→ **Goal**
Search the listing for the string "Wind" and copy every line that contains it.

....

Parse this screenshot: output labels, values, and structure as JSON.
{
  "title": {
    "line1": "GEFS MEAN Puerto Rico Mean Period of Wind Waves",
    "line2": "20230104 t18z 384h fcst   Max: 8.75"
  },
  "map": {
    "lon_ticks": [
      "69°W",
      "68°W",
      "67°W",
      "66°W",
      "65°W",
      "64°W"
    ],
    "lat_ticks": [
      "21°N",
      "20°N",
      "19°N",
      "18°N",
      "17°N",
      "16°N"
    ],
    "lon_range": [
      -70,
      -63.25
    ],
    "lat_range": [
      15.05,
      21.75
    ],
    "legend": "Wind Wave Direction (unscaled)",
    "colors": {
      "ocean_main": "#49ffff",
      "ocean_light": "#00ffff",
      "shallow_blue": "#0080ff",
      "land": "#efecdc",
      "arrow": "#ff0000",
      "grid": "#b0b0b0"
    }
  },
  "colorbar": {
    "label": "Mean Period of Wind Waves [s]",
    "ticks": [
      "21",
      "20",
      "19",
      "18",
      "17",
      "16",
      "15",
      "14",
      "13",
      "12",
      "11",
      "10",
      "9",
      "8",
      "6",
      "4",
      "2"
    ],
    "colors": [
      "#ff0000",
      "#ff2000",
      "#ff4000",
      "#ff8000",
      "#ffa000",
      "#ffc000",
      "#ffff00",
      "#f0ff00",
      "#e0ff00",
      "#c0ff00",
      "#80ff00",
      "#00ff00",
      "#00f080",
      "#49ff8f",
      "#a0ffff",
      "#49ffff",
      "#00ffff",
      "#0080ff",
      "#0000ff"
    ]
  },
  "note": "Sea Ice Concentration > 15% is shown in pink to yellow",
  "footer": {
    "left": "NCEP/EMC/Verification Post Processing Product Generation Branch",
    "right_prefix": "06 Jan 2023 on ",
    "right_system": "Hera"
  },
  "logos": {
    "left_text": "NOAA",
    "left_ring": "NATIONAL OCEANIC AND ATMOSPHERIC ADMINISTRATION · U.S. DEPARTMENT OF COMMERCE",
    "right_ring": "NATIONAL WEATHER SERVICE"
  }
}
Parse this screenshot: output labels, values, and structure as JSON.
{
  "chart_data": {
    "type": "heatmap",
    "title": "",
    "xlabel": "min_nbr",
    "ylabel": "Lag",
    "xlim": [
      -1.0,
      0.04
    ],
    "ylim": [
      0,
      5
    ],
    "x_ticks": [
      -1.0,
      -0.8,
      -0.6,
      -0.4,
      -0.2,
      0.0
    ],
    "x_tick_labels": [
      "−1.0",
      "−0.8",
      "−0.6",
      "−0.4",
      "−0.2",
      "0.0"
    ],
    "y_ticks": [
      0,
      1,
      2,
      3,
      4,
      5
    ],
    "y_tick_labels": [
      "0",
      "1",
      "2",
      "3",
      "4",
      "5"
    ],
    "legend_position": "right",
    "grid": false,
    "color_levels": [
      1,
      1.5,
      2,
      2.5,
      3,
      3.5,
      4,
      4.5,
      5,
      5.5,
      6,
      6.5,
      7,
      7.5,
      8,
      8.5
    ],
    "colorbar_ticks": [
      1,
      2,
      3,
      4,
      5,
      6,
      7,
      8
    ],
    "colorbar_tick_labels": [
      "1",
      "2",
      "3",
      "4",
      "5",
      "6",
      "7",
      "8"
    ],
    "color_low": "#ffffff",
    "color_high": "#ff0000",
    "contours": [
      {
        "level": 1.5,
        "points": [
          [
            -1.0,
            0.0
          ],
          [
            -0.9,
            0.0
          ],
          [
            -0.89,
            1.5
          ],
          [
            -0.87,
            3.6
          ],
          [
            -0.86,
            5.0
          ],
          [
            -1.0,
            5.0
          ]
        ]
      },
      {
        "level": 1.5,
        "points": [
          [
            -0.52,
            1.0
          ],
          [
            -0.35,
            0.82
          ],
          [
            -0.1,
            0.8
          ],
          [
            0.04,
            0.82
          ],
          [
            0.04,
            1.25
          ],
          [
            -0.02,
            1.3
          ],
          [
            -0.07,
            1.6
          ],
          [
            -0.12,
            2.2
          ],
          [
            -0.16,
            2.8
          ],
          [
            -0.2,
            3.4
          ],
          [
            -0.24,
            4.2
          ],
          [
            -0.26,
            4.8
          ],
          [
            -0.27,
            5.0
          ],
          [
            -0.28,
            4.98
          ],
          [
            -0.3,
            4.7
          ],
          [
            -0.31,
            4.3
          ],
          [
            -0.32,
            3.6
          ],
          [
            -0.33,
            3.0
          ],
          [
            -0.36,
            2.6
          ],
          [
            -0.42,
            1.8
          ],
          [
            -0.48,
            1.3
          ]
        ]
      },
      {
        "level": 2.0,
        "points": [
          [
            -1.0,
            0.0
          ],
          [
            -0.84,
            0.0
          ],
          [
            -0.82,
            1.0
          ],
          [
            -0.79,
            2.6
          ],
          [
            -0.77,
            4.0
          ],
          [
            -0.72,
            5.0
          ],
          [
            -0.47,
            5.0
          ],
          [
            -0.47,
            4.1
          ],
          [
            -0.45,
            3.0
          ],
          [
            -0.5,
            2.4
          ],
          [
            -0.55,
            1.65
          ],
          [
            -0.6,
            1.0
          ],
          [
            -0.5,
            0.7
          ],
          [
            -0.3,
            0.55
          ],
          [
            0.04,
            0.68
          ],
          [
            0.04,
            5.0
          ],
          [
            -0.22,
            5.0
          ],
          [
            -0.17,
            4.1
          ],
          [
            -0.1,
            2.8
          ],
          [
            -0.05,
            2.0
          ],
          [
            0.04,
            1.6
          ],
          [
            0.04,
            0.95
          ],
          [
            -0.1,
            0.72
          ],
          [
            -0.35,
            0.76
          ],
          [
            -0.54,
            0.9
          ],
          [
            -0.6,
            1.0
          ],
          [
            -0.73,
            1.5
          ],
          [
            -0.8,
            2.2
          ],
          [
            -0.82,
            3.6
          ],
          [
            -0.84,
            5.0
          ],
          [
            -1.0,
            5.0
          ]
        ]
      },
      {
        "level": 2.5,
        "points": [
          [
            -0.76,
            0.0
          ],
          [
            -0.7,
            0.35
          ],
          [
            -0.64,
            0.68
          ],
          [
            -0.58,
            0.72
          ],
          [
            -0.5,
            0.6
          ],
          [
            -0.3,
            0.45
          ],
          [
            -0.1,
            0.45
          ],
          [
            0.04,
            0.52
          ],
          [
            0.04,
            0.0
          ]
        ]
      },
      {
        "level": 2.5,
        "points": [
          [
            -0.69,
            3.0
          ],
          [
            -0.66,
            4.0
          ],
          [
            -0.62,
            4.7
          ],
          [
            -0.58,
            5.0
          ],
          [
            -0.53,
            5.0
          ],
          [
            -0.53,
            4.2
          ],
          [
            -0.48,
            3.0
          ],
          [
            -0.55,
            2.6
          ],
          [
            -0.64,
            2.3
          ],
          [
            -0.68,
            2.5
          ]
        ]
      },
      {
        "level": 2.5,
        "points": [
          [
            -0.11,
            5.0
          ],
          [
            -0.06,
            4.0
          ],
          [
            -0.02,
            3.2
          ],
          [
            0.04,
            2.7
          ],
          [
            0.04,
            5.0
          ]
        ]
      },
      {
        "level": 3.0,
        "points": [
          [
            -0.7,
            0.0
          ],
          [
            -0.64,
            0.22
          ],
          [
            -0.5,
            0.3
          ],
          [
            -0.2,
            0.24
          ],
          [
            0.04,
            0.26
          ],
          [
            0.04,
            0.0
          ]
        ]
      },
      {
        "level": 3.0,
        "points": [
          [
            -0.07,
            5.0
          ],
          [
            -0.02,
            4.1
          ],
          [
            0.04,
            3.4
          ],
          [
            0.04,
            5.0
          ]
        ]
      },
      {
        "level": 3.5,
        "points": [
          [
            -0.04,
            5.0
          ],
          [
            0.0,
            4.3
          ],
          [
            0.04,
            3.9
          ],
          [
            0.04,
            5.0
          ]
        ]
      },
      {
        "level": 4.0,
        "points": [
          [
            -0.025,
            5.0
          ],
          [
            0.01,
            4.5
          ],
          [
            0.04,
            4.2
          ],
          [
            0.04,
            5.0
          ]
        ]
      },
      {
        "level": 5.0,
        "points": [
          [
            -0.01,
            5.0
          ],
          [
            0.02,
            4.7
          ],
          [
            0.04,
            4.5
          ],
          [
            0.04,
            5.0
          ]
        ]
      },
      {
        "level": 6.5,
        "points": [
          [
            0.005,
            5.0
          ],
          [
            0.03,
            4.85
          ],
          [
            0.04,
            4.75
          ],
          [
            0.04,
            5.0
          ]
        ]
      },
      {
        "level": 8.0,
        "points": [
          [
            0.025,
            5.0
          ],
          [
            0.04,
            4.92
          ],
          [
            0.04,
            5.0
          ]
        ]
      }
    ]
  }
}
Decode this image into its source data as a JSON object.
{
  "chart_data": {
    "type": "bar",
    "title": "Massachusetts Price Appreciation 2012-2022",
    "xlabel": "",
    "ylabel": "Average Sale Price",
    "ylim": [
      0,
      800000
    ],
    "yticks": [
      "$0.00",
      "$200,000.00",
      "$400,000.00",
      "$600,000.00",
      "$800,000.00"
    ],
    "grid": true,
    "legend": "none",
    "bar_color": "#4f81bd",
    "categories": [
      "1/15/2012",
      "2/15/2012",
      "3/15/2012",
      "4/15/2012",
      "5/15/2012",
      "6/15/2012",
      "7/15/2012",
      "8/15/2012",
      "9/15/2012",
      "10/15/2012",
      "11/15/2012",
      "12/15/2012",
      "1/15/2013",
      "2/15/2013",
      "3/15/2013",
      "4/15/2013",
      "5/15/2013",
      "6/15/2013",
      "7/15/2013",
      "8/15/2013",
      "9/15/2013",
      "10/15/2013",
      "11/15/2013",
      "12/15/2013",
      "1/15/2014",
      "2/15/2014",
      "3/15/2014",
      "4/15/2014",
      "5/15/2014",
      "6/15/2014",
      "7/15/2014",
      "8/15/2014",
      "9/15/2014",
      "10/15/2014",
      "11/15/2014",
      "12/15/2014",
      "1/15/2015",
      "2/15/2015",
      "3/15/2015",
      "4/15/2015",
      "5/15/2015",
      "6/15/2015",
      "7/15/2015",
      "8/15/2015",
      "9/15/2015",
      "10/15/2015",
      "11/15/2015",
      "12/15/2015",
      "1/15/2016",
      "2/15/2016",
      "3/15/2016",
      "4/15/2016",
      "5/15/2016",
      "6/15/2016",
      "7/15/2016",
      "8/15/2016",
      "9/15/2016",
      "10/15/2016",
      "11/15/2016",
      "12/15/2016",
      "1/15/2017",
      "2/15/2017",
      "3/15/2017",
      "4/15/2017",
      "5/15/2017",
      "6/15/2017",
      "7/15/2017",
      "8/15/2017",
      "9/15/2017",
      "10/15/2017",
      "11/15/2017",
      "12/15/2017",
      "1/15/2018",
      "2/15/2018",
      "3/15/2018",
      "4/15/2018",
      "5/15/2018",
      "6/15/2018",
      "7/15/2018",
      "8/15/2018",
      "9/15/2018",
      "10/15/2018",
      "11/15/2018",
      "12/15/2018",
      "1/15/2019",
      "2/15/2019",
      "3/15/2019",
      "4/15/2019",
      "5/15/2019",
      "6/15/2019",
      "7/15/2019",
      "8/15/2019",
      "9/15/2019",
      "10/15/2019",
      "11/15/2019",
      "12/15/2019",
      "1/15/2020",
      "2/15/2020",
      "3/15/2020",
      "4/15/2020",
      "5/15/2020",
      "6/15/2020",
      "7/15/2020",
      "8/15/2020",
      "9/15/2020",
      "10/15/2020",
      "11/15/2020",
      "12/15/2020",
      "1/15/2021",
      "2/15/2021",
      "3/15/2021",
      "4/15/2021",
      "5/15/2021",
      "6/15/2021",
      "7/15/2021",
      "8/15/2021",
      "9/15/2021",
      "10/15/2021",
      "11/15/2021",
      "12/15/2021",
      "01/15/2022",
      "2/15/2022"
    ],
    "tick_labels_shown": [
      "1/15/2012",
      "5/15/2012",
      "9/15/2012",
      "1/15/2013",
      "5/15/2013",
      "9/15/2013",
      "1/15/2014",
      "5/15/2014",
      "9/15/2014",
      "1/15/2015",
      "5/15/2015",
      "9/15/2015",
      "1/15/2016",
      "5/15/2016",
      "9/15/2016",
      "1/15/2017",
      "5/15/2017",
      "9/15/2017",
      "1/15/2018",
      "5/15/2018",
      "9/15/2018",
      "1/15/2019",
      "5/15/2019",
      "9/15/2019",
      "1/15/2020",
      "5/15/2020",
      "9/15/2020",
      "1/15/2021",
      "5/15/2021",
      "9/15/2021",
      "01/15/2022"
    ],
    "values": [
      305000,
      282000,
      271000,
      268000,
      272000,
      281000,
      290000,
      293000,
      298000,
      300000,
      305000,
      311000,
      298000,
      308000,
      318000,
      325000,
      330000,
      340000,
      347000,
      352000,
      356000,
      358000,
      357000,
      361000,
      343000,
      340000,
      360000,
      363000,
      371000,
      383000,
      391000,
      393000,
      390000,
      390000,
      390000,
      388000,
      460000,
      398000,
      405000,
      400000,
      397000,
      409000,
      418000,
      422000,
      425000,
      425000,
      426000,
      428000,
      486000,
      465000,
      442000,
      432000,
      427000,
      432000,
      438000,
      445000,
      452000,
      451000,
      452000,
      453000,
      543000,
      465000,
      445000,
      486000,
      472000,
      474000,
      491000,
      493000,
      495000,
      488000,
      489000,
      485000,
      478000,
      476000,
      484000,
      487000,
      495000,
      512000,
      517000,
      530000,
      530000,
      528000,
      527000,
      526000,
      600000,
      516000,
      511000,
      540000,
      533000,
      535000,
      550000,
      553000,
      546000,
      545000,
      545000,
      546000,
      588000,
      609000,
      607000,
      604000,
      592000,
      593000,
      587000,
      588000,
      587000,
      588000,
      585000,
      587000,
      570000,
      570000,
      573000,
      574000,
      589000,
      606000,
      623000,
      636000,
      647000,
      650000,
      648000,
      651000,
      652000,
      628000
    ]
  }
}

....

→ **Solution to the problem**
    "line1": "GEFS MEAN Puerto Rico Mean Period of Wind Waves",
    "legend": "Wind Wave Direction (unscaled)",
    "label": "Mean Period of Wind Waves [s]",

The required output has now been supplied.